Check each line of the records below for the string "name", then state how many lines contain it, with no other output.

▸ **Data entries**:
* Start *

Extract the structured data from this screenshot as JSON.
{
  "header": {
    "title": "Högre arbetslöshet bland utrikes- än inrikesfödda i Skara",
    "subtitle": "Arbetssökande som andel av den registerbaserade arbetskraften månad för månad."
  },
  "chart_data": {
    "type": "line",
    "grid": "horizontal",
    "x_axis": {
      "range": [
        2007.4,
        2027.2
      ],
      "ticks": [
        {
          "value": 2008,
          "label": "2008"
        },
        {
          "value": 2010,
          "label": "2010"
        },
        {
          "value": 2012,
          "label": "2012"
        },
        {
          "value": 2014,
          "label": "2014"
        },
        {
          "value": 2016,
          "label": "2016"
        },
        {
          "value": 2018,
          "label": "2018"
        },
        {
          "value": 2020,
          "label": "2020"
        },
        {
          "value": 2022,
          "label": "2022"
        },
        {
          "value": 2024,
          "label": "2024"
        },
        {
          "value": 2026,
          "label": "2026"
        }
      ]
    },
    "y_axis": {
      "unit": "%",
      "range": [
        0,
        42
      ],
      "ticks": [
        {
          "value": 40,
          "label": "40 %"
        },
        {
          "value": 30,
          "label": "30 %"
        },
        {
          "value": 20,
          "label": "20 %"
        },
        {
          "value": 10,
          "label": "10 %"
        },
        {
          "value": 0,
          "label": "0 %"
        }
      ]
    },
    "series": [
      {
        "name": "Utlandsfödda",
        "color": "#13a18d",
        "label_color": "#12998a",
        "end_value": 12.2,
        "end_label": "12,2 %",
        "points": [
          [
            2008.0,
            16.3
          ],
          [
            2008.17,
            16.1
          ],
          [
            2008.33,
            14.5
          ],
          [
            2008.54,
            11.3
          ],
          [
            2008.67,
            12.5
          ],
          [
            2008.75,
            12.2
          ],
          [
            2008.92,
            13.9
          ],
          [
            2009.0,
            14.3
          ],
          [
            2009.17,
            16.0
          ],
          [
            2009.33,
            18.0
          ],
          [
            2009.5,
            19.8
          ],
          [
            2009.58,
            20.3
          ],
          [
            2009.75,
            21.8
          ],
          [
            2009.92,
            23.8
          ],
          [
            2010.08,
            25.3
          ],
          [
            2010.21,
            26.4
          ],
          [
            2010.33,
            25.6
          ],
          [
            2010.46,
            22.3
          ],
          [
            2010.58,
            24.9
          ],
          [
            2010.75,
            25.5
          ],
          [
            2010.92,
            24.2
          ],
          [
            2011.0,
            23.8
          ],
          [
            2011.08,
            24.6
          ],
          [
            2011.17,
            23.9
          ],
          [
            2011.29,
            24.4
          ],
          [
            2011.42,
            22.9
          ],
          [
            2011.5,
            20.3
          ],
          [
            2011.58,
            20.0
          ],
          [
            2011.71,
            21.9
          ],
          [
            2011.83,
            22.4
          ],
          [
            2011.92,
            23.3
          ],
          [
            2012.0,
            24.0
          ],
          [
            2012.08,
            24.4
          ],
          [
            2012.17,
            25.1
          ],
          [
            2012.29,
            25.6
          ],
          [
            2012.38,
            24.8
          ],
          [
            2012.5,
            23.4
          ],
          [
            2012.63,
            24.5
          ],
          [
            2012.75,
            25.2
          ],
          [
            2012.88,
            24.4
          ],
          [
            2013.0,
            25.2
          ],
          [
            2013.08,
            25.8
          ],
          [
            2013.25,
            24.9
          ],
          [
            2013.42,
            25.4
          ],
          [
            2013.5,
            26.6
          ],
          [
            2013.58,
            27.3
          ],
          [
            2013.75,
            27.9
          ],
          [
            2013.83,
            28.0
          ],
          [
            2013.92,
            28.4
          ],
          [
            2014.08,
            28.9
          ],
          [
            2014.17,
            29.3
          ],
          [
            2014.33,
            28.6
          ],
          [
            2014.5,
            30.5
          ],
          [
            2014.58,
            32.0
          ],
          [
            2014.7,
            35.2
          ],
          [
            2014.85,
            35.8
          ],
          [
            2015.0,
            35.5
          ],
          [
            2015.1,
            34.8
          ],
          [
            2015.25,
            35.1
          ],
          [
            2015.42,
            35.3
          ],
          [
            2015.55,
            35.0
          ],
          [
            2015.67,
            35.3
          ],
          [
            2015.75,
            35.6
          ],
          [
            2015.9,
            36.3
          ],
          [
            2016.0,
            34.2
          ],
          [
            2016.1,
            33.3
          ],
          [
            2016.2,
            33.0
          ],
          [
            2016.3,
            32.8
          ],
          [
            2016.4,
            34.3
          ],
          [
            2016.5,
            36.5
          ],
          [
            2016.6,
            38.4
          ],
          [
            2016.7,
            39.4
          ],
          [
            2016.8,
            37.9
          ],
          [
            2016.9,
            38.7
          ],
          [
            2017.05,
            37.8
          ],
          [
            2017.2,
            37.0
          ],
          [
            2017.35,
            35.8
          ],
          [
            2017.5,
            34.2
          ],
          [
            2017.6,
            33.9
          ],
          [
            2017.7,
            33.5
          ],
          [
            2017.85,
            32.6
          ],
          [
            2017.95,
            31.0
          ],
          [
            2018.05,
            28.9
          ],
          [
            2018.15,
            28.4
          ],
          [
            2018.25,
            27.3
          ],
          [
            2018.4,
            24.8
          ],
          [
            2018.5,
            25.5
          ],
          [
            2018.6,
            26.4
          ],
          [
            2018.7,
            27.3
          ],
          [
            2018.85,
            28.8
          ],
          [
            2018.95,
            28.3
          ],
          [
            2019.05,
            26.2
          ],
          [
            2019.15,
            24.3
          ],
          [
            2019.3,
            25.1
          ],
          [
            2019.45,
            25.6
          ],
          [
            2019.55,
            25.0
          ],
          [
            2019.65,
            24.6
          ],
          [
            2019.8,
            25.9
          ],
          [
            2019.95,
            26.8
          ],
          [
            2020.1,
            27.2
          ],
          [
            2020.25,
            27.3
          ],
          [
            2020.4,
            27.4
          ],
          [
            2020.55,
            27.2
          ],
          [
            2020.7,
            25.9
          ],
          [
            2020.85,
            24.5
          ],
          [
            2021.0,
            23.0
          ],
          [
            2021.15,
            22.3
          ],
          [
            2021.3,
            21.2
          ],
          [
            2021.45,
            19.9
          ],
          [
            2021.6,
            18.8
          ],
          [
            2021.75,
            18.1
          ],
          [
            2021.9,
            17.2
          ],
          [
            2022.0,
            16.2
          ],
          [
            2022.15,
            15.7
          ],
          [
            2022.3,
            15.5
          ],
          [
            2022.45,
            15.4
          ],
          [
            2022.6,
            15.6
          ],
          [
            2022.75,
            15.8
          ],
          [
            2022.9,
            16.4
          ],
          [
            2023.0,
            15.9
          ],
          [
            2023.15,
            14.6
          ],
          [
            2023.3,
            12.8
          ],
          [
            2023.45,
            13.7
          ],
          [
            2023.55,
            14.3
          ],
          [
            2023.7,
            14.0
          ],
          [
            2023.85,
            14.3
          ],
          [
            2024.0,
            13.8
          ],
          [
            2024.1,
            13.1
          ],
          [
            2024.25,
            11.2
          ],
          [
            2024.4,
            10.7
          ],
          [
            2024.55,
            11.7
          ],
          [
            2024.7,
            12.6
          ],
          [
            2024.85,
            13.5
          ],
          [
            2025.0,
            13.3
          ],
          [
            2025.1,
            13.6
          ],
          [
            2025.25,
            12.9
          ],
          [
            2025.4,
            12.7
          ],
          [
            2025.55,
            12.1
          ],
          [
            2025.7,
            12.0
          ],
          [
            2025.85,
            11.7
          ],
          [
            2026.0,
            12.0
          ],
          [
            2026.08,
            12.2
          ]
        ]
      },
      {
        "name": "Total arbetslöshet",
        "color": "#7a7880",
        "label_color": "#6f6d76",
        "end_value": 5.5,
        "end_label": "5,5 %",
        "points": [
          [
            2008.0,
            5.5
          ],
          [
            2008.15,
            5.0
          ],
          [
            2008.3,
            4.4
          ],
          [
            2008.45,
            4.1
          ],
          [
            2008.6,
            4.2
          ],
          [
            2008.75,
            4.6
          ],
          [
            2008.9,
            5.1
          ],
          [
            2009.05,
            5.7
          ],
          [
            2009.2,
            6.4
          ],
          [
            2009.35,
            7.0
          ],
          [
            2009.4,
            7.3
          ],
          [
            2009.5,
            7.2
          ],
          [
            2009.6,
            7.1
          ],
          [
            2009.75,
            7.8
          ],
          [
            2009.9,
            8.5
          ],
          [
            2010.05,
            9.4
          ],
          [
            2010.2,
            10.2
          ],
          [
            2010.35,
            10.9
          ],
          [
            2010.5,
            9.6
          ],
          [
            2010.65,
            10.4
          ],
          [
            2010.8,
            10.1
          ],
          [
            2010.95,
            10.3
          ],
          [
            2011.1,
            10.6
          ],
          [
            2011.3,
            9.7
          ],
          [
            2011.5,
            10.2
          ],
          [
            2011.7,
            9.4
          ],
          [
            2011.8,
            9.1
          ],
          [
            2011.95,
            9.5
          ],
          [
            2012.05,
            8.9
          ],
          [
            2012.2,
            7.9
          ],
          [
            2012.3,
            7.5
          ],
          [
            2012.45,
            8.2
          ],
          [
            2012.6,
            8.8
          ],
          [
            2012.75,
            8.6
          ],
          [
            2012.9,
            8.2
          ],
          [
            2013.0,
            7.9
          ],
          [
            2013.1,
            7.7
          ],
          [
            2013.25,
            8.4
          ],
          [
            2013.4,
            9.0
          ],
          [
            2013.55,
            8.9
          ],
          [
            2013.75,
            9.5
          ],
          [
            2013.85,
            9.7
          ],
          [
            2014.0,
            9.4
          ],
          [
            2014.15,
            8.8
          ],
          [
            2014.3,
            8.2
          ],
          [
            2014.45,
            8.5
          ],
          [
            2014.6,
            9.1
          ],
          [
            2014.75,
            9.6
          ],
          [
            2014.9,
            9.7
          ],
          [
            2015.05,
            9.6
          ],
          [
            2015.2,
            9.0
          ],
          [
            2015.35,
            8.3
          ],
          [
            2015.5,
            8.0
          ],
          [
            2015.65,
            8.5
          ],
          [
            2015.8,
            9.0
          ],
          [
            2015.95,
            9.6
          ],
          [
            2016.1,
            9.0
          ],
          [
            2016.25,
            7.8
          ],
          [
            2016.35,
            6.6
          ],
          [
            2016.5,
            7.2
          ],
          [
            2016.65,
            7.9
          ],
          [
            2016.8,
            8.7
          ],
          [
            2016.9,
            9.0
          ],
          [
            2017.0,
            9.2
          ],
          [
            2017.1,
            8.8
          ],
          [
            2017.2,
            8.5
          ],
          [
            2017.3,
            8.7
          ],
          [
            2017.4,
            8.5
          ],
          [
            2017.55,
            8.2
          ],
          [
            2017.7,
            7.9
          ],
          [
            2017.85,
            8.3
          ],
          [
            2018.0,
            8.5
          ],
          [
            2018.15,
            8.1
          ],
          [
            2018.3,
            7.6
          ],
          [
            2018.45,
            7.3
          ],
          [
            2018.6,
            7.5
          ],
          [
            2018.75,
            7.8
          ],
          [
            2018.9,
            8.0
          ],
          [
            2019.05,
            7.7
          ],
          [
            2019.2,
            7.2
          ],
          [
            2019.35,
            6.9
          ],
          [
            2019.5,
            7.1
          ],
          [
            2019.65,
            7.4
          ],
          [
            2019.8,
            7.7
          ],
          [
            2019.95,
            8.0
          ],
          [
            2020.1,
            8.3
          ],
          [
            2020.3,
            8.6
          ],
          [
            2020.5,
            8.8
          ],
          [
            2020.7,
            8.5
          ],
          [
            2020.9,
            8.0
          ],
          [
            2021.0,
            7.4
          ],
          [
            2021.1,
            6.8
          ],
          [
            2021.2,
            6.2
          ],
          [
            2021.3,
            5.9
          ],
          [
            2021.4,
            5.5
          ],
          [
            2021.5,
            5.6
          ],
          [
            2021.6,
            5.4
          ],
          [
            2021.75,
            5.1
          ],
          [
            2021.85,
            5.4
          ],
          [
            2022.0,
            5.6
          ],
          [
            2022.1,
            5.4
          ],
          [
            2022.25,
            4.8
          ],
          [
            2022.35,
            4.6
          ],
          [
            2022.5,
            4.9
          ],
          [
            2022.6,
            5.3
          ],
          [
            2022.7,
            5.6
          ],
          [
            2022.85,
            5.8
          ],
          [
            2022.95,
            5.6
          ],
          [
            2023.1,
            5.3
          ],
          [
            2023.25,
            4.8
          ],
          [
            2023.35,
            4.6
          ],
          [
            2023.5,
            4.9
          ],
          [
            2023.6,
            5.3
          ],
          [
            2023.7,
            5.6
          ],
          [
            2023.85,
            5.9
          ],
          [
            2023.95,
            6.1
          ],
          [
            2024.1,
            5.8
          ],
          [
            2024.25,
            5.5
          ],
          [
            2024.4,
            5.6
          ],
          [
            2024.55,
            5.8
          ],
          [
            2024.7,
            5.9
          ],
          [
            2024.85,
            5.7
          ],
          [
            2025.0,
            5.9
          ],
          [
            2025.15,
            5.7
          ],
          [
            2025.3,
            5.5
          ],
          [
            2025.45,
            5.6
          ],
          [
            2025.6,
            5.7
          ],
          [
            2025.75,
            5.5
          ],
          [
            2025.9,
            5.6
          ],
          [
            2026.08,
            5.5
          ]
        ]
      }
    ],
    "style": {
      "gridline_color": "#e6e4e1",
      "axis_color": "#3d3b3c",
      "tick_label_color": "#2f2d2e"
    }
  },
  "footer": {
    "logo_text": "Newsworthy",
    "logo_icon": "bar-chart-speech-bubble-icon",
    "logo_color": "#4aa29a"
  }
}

* End *

▸ **Exercise response**:
2